• _Problem details_: Keep the images out and copy every entry below exactly.

----- Material

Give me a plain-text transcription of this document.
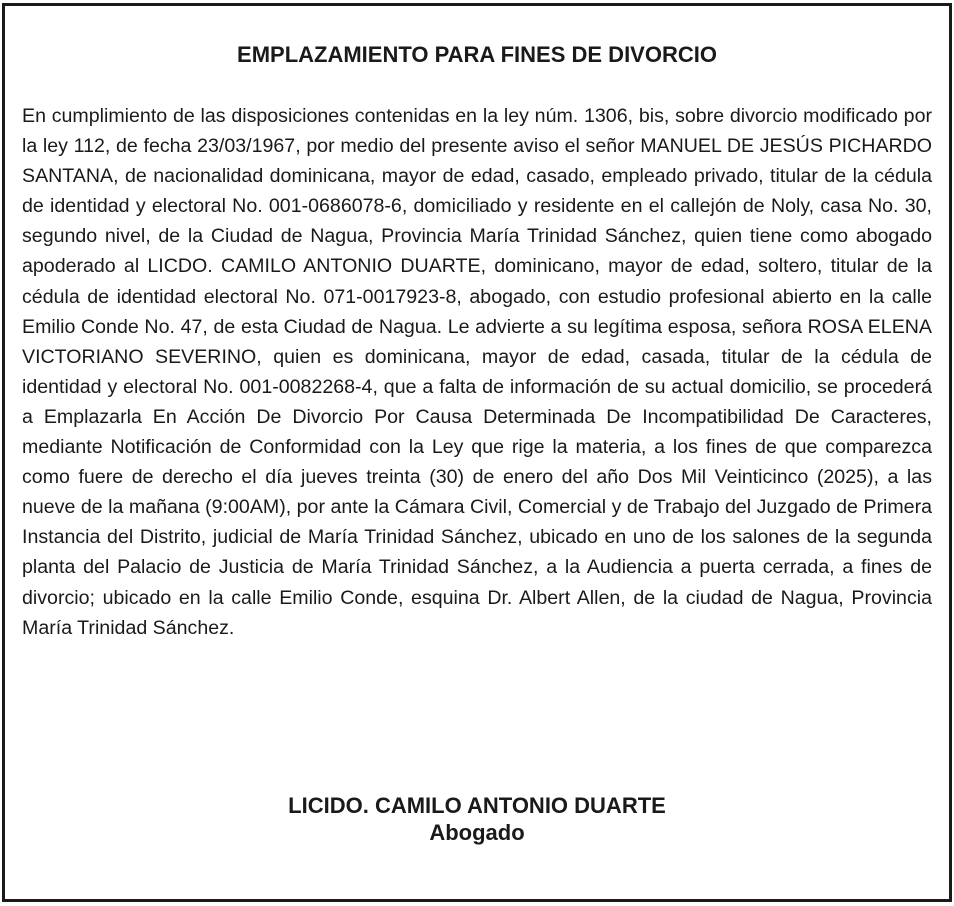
EMPLAZAMIENTO PARA FINES DE DIVORCIO

En cumplimiento de las disposiciones contenidas en la ley núm. 1306, bis, sobre divorcio modificado por la ley 112, de fecha 23/03/1967, por medio del presente aviso el señor MANUEL DE JESÚS PICHARDO SANTANA, de nacionalidad dominicana, mayor de edad, casado, empleado privado, titular de la cédula de identidad y electoral No. 001-0686078-6, domiciliado y residente en el callejón de Noly, casa No. 30, segundo nivel, de la Ciudad de Nagua, Provincia María Trinidad Sánchez, quien tiene como abogado apoderado al LICDO. CAMILO ANTONIO DUARTE, dominicano, mayor de edad, soltero, titular de la cédula de identidad electoral No. 071-0017923-8, abogado, con estudio profesional abierto en la calle Emilio Conde No. 47, de esta Ciudad de Nagua. Le advierte a su legítima esposa, señora ROSA ELENA VICTORIANO SEVERINO, quien es dominicana, mayor de edad, casada, titular de la cédula de identidad y electoral No. 001-0082268-4, que a falta de información de su actual domicilio, se procederá a Emplazarla En Acción De Divorcio Por Causa Determinada De Incompatibilidad De Caracteres, mediante Notificación de Conformidad con la Ley que rige la materia, a los fines de que comparezca como fuere de derecho el día jueves treinta (30) de enero del año Dos Mil Veinticinco (2025), a las nueve de la mañana (9:00AM), por ante la Cámara Civil, Comercial y de Trabajo del Juzgado de Primera Instancia del Distrito, judicial de María Trinidad Sánchez, ubicado en uno de los salones de la segunda planta del Palacio de Justicia de María Trinidad Sánchez, a la Audiencia a puerta cerrada, a fines de divorcio; ubicado en la calle Emilio Conde, esquina Dr. Albert Allen, de la ciudad de Nagua, Provincia María Trinidad Sánchez.

LICIDO. CAMILO ANTONIO DUARTE
Abogado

----------

• _Written response_:
Give me a plain-text transcription of this document.
EMPLAZAMIENTO PARA FINES DE DIVORCIO

En cumplimiento de las disposiciones contenidas en la ley núm. 1306, bis, sobre divorcio modificado por la ley 112, de fecha 23/03/1967, por medio del presente aviso el señor MANUEL DE JESÚS PICHARDO SANTANA, de nacionalidad dominicana, mayor de edad, casado, empleado privado, titular de la cédula de identidad y electoral No. 001-0686078-6, domiciliado y residente en el callejón de Noly, casa No. 30, segundo nivel, de la Ciudad de Nagua, Provincia María Trinidad Sánchez, quien tiene como abogado apoderado al LICDO. CAMILO ANTONIO DUARTE, dominicano, mayor de edad, soltero, titular de la cédula de identidad electoral No. 071-0017923-8, abogado, con estudio profesional abierto en la calle Emilio Conde No. 47, de esta Ciudad de Nagua. Le advierte a su legítima esposa, señora ROSA ELENA VICTORIANO SEVERINO, quien es dominicana, mayor de edad, casada, titular de la cédula de identidad y electoral No. 001-0082268-4, que a falta de información de su actual domicilio, se procederá a Emplazarla En Acción De Divorcio Por Causa Determinada De Incompatibilidad De Caracteres, mediante Notificación de Conformidad con la Ley que rige la materia, a los fines de que comparezca como fuere de derecho el día jueves treinta (30) de enero del año Dos Mil Veinticinco (2025), a las nueve de la mañana (9:00AM), por ante la Cámara Civil, Comercial y de Trabajo del Juzgado de Primera Instancia del Distrito, judicial de María Trinidad Sánchez, ubicado en uno de los salones de la segunda planta del Palacio de Justicia de María Trinidad Sánchez, a la Audiencia a puerta cerrada, a fines de divorcio; ubicado en la calle Emilio Conde, esquina Dr. Albert Allen, de la ciudad de Nagua, Provincia María Trinidad Sánchez.

LICIDO. CAMILO ANTONIO DUARTE
Abogado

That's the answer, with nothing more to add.